— Begin Record set —

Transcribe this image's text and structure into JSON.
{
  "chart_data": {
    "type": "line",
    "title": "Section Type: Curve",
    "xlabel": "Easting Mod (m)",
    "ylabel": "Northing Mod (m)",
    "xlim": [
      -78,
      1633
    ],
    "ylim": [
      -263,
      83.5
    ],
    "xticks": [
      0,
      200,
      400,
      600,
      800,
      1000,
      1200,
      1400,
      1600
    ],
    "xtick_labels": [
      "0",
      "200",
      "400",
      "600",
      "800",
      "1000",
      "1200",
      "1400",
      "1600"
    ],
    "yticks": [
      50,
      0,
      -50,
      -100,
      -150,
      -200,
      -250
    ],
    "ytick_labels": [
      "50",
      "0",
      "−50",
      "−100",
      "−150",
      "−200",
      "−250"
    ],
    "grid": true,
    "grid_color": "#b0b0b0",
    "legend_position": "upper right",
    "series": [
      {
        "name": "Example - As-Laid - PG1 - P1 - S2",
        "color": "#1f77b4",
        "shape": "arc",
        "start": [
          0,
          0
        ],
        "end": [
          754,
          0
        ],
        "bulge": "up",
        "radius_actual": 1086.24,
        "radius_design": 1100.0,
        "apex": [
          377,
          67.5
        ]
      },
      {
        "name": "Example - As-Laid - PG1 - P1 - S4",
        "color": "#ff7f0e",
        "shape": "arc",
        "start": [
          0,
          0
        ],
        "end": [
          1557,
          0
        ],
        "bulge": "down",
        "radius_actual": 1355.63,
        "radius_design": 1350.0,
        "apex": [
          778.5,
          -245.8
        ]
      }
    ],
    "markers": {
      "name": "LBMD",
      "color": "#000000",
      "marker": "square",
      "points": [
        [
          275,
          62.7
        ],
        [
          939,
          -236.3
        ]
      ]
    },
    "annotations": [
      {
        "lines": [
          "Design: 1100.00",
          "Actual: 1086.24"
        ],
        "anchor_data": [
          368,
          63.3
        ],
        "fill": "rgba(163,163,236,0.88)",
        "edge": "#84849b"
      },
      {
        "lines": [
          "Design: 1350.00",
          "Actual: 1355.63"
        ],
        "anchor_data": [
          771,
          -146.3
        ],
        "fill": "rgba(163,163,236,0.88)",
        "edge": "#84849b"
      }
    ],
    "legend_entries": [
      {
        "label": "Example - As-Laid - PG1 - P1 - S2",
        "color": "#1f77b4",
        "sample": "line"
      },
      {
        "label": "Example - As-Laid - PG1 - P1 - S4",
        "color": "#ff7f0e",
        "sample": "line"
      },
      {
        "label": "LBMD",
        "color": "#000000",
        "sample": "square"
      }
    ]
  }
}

— End Record set —

> What you are asked to do: Repeat all entries. Match them exactly.

> Expected answer:
Transcribe this image's text and structure into JSON.
{
  "chart_data": {
    "type": "line",
    "title": "Section Type: Curve",
    "xlabel": "Easting Mod (m)",
    "ylabel": "Northing Mod (m)",
    "xlim": [
      -78,
      1633
    ],
    "ylim": [
      -263,
      83.5
    ],
    "xticks": [
      0,
      200,
      400,
      600,
      800,
      1000,
      1200,
      1400,
      1600
    ],
    "xtick_labels": [
      "0",
      "200",
      "400",
      "600",
      "800",
      "1000",
      "1200",
      "1400",
      "1600"
    ],
    "yticks": [
      50,
      0,
      -50,
      -100,
      -150,
      -200,
      -250
    ],
    "ytick_labels": [
      "50",
      "0",
      "−50",
      "−100",
      "−150",
      "−200",
      "−250"
    ],
    "grid": true,
    "grid_color": "#b0b0b0",
    "legend_position": "upper right",
    "series": [
      {
        "name": "Example - As-Laid - PG1 - P1 - S2",
        "color": "#1f77b4",
        "shape": "arc",
        "start": [
          0,
          0
        ],
        "end": [
          754,
          0
        ],
        "bulge": "up",
        "radius_actual": 1086.24,
        "radius_design": 1100.0,
        "apex": [
          377,
          67.5
        ]
      },
      {
        "name": "Example - As-Laid - PG1 - P1 - S4",
        "color": "#ff7f0e",
        "shape": "arc",
        "start": [
          0,
          0
        ],
        "end": [
          1557,
          0
        ],
        "bulge": "down",
        "radius_actual": 1355.63,
        "radius_design": 1350.0,
        "apex": [
          778.5,
          -245.8
        ]
      }
    ],
    "markers": {
      "name": "LBMD",
      "color": "#000000",
      "marker": "square",
      "points": [
        [
          275,
          62.7
        ],
        [
          939,
          -236.3
        ]
      ]
    },
    "annotations": [
      {
        "lines": [
          "Design: 1100.00",
          "Actual: 1086.24"
        ],
        "anchor_data": [
          368,
          63.3
        ],
        "fill": "rgba(163,163,236,0.88)",
        "edge": "#84849b"
      },
      {
        "lines": [
          "Design: 1350.00",
          "Actual: 1355.63"
        ],
        "anchor_data": [
          771,
          -146.3
        ],
        "fill": "rgba(163,163,236,0.88)",
        "edge": "#84849b"
      }
    ],
    "legend_entries": [
      {
        "label": "Example - As-Laid - PG1 - P1 - S2",
        "color": "#1f77b4",
        "sample": "line"
      },
      {
        "label": "Example - As-Laid - PG1 - P1 - S4",
        "color": "#ff7f0e",
        "sample": "line"
      },
      {
        "label": "LBMD",
        "color": "#000000",
        "sample": "square"
      }
    ]
  }
}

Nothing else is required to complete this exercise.